§ Stated problem
Where a line contains the word "grid", copy that line.

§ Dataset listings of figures
┄┄┄┄┄┄
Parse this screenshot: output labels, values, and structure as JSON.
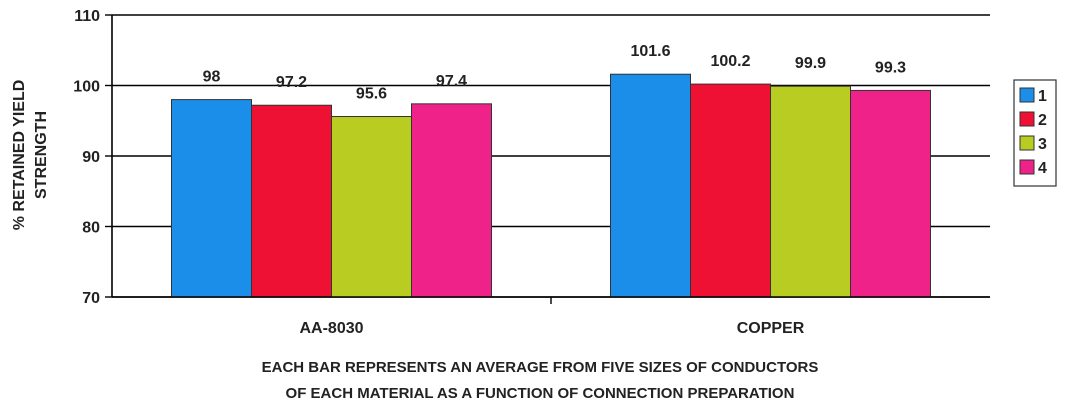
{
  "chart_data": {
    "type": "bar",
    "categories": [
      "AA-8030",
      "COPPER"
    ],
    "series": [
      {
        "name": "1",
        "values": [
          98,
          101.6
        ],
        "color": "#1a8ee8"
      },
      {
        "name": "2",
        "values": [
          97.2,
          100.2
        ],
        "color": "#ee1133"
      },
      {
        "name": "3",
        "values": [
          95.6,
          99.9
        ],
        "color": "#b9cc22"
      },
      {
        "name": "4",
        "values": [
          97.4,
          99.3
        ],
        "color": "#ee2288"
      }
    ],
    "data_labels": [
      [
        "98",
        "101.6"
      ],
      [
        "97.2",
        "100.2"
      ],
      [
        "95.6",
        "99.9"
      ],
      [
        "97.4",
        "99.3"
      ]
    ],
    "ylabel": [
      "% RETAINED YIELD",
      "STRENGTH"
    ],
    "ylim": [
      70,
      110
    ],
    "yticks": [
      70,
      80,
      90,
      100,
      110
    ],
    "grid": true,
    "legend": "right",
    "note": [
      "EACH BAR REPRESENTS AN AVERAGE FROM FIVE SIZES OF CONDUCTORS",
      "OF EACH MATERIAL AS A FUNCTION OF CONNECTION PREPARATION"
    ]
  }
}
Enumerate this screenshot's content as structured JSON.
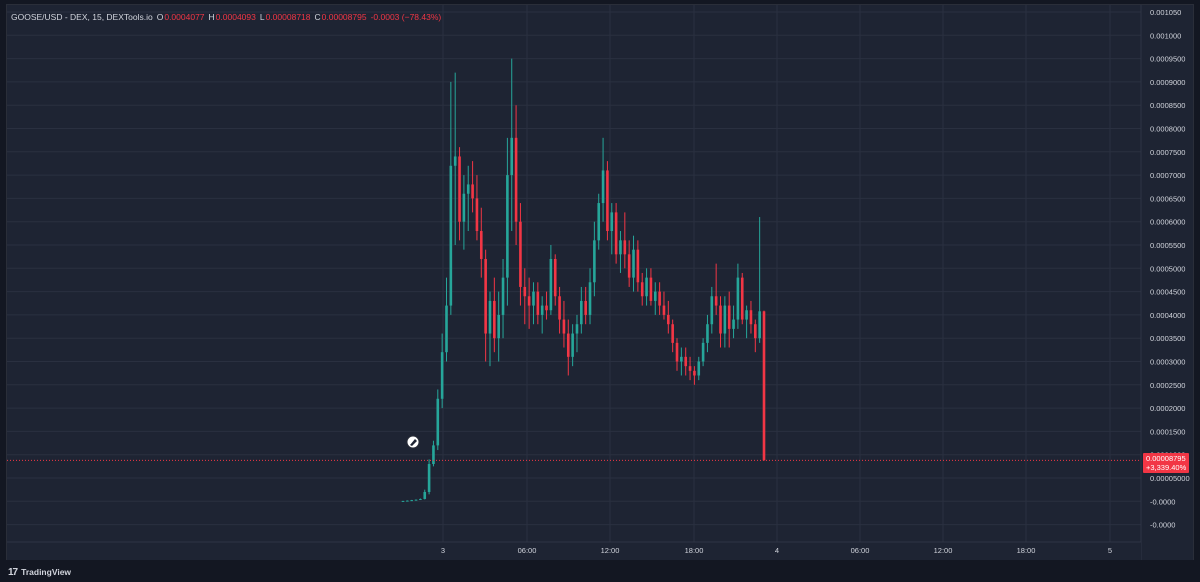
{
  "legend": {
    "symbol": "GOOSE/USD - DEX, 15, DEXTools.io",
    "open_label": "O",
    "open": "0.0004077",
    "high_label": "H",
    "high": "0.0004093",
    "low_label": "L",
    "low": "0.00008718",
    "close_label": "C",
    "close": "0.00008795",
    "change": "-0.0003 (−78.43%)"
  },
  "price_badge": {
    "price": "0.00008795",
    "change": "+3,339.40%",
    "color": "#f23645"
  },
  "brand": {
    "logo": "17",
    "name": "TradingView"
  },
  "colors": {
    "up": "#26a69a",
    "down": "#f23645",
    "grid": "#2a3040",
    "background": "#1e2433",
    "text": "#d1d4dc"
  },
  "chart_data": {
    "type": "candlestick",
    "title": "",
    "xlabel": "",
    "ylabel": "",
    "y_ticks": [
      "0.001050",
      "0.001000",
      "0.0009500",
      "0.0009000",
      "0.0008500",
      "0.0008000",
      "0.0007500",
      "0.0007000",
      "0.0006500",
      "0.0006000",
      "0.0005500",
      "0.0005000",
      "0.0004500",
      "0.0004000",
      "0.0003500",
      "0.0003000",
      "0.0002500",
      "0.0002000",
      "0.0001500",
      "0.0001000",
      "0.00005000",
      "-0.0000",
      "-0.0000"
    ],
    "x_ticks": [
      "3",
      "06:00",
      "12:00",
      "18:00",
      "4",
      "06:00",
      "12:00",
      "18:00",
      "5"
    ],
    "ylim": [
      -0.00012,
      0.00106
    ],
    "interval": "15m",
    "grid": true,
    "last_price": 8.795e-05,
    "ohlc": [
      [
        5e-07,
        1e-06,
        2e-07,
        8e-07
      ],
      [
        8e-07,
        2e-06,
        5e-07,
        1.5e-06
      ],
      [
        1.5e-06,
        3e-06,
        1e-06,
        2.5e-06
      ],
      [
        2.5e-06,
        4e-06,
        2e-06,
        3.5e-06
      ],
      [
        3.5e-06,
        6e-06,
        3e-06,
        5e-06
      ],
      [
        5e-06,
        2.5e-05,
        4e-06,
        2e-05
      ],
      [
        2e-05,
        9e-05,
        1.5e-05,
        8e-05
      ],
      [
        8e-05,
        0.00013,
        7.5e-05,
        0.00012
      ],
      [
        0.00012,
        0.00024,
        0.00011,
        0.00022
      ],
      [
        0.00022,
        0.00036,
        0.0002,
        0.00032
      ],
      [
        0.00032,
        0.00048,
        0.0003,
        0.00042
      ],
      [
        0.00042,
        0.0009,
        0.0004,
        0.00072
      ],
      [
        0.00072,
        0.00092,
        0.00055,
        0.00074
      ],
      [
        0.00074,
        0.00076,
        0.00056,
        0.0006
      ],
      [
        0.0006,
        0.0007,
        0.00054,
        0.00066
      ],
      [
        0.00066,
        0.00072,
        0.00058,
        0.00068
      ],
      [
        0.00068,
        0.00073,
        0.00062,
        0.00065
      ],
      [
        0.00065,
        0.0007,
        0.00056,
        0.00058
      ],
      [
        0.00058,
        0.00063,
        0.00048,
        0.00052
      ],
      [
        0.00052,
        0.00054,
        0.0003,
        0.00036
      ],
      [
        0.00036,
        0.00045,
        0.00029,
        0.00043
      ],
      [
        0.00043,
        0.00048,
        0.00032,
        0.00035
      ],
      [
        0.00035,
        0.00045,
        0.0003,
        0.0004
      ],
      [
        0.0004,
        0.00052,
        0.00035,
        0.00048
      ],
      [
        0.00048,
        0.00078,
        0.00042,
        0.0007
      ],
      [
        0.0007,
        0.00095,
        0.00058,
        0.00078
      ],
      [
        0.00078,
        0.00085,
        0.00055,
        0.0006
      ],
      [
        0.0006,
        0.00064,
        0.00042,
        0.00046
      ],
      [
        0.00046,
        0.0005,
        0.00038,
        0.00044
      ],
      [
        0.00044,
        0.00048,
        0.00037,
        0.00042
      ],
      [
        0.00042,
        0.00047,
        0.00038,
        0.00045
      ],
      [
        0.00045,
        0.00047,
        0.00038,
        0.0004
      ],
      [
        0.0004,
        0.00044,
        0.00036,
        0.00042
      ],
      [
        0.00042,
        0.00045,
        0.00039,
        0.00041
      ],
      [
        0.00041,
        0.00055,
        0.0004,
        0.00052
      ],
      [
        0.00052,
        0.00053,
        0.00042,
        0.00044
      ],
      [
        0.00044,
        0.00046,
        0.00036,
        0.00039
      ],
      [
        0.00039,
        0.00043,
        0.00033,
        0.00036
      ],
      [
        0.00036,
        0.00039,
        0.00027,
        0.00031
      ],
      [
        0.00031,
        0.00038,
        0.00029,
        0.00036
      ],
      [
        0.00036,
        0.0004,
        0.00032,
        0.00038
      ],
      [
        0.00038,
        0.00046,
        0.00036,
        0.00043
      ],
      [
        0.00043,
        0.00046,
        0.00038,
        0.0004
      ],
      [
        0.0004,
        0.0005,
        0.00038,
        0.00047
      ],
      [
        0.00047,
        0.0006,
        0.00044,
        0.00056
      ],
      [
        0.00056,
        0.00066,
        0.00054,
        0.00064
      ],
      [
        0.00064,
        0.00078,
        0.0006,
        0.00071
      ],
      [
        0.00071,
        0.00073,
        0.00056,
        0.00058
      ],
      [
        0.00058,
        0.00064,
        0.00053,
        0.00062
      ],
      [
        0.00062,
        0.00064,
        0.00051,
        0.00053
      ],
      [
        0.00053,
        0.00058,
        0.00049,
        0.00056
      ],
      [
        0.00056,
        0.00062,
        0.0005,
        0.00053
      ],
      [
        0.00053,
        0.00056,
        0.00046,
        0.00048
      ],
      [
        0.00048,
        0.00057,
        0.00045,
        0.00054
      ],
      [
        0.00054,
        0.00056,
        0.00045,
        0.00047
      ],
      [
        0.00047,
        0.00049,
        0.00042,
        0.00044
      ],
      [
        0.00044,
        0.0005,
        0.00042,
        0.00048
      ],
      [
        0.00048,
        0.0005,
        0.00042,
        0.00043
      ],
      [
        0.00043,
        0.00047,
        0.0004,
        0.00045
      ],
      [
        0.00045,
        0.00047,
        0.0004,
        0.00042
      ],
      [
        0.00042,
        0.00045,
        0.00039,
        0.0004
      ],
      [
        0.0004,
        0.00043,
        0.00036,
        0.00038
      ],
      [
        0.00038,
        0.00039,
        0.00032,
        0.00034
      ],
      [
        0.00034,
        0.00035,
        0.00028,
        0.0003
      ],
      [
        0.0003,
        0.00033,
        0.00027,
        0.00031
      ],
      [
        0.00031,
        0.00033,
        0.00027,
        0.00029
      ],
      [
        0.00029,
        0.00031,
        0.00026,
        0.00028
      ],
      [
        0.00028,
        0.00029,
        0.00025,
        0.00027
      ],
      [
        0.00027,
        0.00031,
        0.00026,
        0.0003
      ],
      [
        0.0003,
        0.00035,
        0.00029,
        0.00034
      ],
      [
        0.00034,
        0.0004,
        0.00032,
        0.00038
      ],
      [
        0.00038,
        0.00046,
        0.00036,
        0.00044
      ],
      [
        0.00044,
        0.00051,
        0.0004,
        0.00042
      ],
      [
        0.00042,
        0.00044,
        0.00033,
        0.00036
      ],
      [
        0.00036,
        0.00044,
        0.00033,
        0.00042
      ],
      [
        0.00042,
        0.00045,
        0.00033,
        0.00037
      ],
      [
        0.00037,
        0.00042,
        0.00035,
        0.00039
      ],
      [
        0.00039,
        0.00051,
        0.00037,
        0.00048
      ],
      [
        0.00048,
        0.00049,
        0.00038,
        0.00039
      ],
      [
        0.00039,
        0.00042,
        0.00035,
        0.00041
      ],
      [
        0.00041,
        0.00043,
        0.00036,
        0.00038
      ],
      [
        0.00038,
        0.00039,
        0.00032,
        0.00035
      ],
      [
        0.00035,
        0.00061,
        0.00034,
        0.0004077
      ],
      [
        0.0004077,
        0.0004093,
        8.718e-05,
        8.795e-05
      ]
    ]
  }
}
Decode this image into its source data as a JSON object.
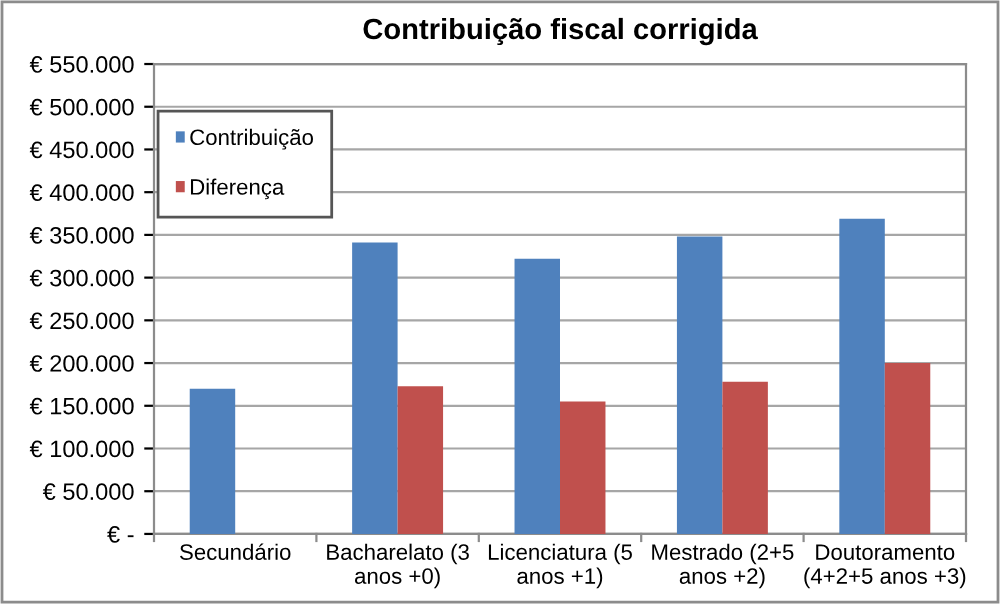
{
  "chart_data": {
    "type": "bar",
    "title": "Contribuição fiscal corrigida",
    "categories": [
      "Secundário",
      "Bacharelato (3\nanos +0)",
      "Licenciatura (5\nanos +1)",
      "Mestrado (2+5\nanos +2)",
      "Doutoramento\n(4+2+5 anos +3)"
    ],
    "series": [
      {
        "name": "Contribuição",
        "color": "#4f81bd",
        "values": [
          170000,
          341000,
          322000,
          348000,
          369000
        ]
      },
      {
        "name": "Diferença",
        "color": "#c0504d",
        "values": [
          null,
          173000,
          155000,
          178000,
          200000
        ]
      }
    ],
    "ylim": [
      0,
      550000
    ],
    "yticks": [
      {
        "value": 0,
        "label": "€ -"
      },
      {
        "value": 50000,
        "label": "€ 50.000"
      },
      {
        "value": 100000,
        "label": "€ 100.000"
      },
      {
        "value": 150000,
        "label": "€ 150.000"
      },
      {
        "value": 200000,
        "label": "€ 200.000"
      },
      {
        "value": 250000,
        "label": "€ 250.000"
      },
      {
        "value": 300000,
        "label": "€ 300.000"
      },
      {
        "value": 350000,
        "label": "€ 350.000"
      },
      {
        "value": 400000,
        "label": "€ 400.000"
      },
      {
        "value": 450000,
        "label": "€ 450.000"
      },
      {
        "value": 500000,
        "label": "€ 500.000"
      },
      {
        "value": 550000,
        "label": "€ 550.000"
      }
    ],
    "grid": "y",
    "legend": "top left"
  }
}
┄┄┄┄┄┄
§ Complete output
    "grid": true,
    "grid": "#2a3040",
    "grid": true,
    "grid": "y",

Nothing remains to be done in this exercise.